◆ **Exercise aim**
Reproduce the listing that follows with no differences at all.

◆ **Records supplied**

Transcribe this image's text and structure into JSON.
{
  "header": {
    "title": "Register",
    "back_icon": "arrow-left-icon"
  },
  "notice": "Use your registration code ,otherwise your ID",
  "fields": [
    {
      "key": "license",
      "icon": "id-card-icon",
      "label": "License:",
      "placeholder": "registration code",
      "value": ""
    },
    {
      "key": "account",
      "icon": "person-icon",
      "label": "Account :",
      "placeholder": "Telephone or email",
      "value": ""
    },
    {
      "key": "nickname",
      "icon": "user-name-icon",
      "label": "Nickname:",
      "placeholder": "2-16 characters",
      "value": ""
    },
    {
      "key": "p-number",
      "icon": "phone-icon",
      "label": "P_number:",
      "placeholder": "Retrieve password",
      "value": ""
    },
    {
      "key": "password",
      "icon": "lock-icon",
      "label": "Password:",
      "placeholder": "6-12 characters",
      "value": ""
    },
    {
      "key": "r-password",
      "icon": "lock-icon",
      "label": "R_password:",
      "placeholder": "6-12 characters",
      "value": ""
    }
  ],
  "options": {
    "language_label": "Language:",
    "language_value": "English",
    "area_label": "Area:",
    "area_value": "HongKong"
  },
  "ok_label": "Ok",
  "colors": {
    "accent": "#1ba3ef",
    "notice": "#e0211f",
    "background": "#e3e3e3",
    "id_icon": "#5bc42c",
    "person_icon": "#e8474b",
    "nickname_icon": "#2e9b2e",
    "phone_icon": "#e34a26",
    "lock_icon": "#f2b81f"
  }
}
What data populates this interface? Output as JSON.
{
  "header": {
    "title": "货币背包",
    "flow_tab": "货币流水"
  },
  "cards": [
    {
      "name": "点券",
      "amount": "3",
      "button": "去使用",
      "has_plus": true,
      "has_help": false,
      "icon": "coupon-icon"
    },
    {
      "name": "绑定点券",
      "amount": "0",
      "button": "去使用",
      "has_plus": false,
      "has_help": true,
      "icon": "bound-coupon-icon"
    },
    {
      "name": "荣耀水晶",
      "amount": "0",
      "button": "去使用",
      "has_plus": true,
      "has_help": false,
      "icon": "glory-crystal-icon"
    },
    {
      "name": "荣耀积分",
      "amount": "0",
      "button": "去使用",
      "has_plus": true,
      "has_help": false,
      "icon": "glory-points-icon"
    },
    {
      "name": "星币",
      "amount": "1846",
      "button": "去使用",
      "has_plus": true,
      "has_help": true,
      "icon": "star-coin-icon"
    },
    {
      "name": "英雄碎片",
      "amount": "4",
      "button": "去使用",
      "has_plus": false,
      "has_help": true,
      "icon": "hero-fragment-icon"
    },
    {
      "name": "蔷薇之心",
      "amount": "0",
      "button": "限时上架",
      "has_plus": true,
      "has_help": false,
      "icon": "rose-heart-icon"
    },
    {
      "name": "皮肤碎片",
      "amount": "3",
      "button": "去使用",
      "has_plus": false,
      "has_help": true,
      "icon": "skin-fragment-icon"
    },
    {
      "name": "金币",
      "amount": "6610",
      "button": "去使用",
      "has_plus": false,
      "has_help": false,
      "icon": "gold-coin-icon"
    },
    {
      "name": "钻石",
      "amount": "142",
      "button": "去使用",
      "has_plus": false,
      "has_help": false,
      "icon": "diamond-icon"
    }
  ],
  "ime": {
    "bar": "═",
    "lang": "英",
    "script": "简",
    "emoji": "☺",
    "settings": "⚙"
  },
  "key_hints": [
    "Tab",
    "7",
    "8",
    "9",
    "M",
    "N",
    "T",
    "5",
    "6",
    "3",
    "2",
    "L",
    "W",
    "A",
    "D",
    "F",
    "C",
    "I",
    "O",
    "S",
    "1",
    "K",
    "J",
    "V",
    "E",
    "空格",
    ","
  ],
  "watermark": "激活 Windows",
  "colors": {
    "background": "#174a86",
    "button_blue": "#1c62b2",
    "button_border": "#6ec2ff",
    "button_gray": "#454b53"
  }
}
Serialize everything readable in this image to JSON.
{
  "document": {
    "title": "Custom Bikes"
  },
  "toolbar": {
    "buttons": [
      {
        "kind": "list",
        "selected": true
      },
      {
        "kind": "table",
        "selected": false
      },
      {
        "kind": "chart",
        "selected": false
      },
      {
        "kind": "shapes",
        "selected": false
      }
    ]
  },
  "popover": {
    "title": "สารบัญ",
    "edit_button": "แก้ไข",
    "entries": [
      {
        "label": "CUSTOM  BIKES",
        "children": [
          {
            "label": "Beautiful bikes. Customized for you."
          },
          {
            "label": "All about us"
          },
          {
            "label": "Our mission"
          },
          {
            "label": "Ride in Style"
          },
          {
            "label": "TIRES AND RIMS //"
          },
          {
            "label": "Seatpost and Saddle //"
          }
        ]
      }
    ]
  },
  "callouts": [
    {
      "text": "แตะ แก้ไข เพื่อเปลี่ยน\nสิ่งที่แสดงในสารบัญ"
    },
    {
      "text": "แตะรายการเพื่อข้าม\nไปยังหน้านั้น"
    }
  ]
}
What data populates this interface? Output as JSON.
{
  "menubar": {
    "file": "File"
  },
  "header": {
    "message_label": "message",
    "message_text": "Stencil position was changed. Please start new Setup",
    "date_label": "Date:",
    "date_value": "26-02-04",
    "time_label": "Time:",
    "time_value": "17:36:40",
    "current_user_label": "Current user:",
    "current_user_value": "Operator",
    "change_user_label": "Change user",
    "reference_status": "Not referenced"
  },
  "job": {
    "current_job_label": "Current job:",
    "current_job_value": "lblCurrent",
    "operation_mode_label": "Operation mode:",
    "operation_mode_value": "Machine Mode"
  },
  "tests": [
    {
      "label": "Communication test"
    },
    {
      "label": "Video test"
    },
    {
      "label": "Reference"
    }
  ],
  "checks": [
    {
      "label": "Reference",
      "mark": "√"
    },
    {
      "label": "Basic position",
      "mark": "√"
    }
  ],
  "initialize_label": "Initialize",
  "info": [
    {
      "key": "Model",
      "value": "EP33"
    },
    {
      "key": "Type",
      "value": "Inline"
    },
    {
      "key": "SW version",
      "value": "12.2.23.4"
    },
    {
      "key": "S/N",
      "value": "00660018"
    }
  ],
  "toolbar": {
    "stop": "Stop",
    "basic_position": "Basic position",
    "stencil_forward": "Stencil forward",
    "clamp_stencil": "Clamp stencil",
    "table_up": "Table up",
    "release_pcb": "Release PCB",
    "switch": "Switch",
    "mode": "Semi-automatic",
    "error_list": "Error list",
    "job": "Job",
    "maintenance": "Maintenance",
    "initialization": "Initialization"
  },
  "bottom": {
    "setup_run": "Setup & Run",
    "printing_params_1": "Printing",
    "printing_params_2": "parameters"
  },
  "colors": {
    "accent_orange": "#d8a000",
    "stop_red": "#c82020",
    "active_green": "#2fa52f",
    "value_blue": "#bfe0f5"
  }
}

◆ **Exercise result**
Transcribe this image's text and structure into JSON.
{
  "header": {
    "title": "Register",
    "back_icon": "arrow-left-icon"
  },
  "notice": "Use your registration code ,otherwise your ID",
  "fields": [
    {
      "key": "license",
      "icon": "id-card-icon",
      "label": "License:",
      "placeholder": "registration code",
      "value": ""
    },
    {
      "key": "account",
      "icon": "person-icon",
      "label": "Account :",
      "placeholder": "Telephone or email",
      "value": ""
    },
    {
      "key": "nickname",
      "icon": "user-name-icon",
      "label": "Nickname:",
      "placeholder": "2-16 characters",
      "value": ""
    },
    {
      "key": "p-number",
      "icon": "phone-icon",
      "label": "P_number:",
      "placeholder": "Retrieve password",
      "value": ""
    },
    {
      "key": "password",
      "icon": "lock-icon",
      "label": "Password:",
      "placeholder": "6-12 characters",
      "value": ""
    },
    {
      "key": "r-password",
      "icon": "lock-icon",
      "label": "R_password:",
      "placeholder": "6-12 characters",
      "value": ""
    }
  ],
  "options": {
    "language_label": "Language:",
    "language_value": "English",
    "area_label": "Area:",
    "area_value": "HongKong"
  },
  "ok_label": "Ok",
  "colors": {
    "accent": "#1ba3ef",
    "notice": "#e0211f",
    "background": "#e3e3e3",
    "id_icon": "#5bc42c",
    "person_icon": "#e8474b",
    "nickname_icon": "#2e9b2e",
    "phone_icon": "#e34a26",
    "lock_icon": "#f2b81f"
  }
}
What data populates this interface? Output as JSON.
{
  "header": {
    "title": "货币背包",
    "flow_tab": "货币流水"
  },
  "cards": [
    {
      "name": "点券",
      "amount": "3",
      "button": "去使用",
      "has_plus": true,
      "has_help": false,
      "icon": "coupon-icon"
    },
    {
      "name": "绑定点券",
      "amount": "0",
      "button": "去使用",
      "has_plus": false,
      "has_help": true,
      "icon": "bound-coupon-icon"
    },
    {
      "name": "荣耀水晶",
      "amount": "0",
      "button": "去使用",
      "has_plus": true,
      "has_help": false,
      "icon": "glory-crystal-icon"
    },
    {
      "name": "荣耀积分",
      "amount": "0",
      "button": "去使用",
      "has_plus": true,
      "has_help": false,
      "icon": "glory-points-icon"
    },
    {
      "name": "星币",
      "amount": "1846",
      "button": "去使用",
      "has_plus": true,
      "has_help": true,
      "icon": "star-coin-icon"
    },
    {
      "name": "英雄碎片",
      "amount": "4",
      "button": "去使用",
      "has_plus": false,
      "has_help": true,
      "icon": "hero-fragment-icon"
    },
    {
      "name": "蔷薇之心",
      "amount": "0",
      "button": "限时上架",
      "has_plus": true,
      "has_help": false,
      "icon": "rose-heart-icon"
    },
    {
      "name": "皮肤碎片",
      "amount": "3",
      "button": "去使用",
      "has_plus": false,
      "has_help": true,
      "icon": "skin-fragment-icon"
    },
    {
      "name": "金币",
      "amount": "6610",
      "button": "去使用",
      "has_plus": false,
      "has_help": false,
      "icon": "gold-coin-icon"
    },
    {
      "name": "钻石",
      "amount": "142",
      "button": "去使用",
      "has_plus": false,
      "has_help": false,
      "icon": "diamond-icon"
    }
  ],
  "ime": {
    "bar": "═",
    "lang": "英",
    "script": "简",
    "emoji": "☺",
    "settings": "⚙"
  },
  "key_hints": [
    "Tab",
    "7",
    "8",
    "9",
    "M",
    "N",
    "T",
    "5",
    "6",
    "3",
    "2",
    "L",
    "W",
    "A",
    "D",
    "F",
    "C",
    "I",
    "O",
    "S",
    "1",
    "K",
    "J",
    "V",
    "E",
    "空格",
    ","
  ],
  "watermark": "激活 Windows",
  "colors": {
    "background": "#174a86",
    "button_blue": "#1c62b2",
    "button_border": "#6ec2ff",
    "button_gray": "#454b53"
  }
}
Serialize everything readable in this image to JSON.
{
  "document": {
    "title": "Custom Bikes"
  },
  "toolbar": {
    "buttons": [
      {
        "kind": "list",
        "selected": true
      },
      {
        "kind": "table",
        "selected": false
      },
      {
        "kind": "chart",
        "selected": false
      },
      {
        "kind": "shapes",
        "selected": false
      }
    ]
  },
  "popover": {
    "title": "สารบัญ",
    "edit_button": "แก้ไข",
    "entries": [
      {
        "label": "CUSTOM  BIKES",
        "children": [
          {
            "label": "Beautiful bikes. Customized for you."
          },
          {
            "label": "All about us"
          },
          {
            "label": "Our mission"
          },
          {
            "label": "Ride in Style"
          },
          {
            "label": "TIRES AND RIMS //"
          },
          {
            "label": "Seatpost and Saddle //"
          }
        ]
      }
    ]
  },
  "callouts": [
    {
      "text": "แตะ แก้ไข เพื่อเปลี่ยน\nสิ่งที่แสดงในสารบัญ"
    },
    {
      "text": "แตะรายการเพื่อข้าม\nไปยังหน้านั้น"
    }
  ]
}
What data populates this interface? Output as JSON.
{
  "menubar": {
    "file": "File"
  },
  "header": {
    "message_label": "message",
    "message_text": "Stencil position was changed. Please start new Setup",
    "date_label": "Date:",
    "date_value": "26-02-04",
    "time_label": "Time:",
    "time_value": "17:36:40",
    "current_user_label": "Current user:",
    "current_user_value": "Operator",
    "change_user_label": "Change user",
    "reference_status": "Not referenced"
  },
  "job": {
    "current_job_label": "Current job:",
    "current_job_value": "lblCurrent",
    "operation_mode_label": "Operation mode:",
    "operation_mode_value": "Machine Mode"
  },
  "tests": [
    {
      "label": "Communication test"
    },
    {
      "label": "Video test"
    },
    {
      "label": "Reference"
    }
  ],
  "checks": [
    {
      "label": "Reference",
      "mark": "√"
    },
    {
      "label": "Basic position",
      "mark": "√"
    }
  ],
  "initialize_label": "Initialize",
  "info": [
    {
      "key": "Model",
      "value": "EP33"
    },
    {
      "key": "Type",
      "value": "Inline"
    },
    {
      "key": "SW version",
      "value": "12.2.23.4"
    },
    {
      "key": "S/N",
      "value": "00660018"
    }
  ],
  "toolbar": {
    "stop": "Stop",
    "basic_position": "Basic position",
    "stencil_forward": "Stencil forward",
    "clamp_stencil": "Clamp stencil",
    "table_up": "Table up",
    "release_pcb": "Release PCB",
    "switch": "Switch",
    "mode": "Semi-automatic",
    "error_list": "Error list",
    "job": "Job",
    "maintenance": "Maintenance",
    "initialization": "Initialization"
  },
  "bottom": {
    "setup_run": "Setup & Run",
    "printing_params_1": "Printing",
    "printing_params_2": "parameters"
  },
  "colors": {
    "accent_orange": "#d8a000",
    "stop_red": "#c82020",
    "active_green": "#2fa52f",
    "value_blue": "#bfe0f5"
  }
}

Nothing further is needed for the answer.